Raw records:
▽

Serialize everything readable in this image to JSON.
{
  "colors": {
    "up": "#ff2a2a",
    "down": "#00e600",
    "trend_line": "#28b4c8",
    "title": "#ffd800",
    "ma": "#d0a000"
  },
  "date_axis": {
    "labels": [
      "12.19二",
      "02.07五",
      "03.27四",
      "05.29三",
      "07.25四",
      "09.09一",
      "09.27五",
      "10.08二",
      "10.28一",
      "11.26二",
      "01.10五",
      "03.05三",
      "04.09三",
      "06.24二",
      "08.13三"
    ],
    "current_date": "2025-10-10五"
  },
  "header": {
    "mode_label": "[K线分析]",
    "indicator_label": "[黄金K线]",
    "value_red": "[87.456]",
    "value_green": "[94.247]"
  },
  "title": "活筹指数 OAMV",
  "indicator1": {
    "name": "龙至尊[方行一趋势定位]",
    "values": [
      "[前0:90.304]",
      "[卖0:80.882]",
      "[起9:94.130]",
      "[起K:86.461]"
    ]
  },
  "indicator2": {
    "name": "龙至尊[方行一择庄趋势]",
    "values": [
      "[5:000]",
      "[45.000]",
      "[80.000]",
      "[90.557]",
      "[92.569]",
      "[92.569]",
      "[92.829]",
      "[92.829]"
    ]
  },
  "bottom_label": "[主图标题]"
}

△

◆ **Aim of the task**
Repeat all of the records above exactly as they appear.

◆ **Task answer**
Serialize everything readable in this image to JSON.
{
  "colors": {
    "up": "#ff2a2a",
    "down": "#00e600",
    "trend_line": "#28b4c8",
    "title": "#ffd800",
    "ma": "#d0a000"
  },
  "date_axis": {
    "labels": [
      "12.19二",
      "02.07五",
      "03.27四",
      "05.29三",
      "07.25四",
      "09.09一",
      "09.27五",
      "10.08二",
      "10.28一",
      "11.26二",
      "01.10五",
      "03.05三",
      "04.09三",
      "06.24二",
      "08.13三"
    ],
    "current_date": "2025-10-10五"
  },
  "header": {
    "mode_label": "[K线分析]",
    "indicator_label": "[黄金K线]",
    "value_red": "[87.456]",
    "value_green": "[94.247]"
  },
  "title": "活筹指数 OAMV",
  "indicator1": {
    "name": "龙至尊[方行一趋势定位]",
    "values": [
      "[前0:90.304]",
      "[卖0:80.882]",
      "[起9:94.130]",
      "[起K:86.461]"
    ]
  },
  "indicator2": {
    "name": "龙至尊[方行一择庄趋势]",
    "values": [
      "[5:000]",
      "[45.000]",
      "[80.000]",
      "[90.557]",
      "[92.569]",
      "[92.569]",
      "[92.829]",
      "[92.829]"
    ]
  },
  "bottom_label": "[主图标题]"
}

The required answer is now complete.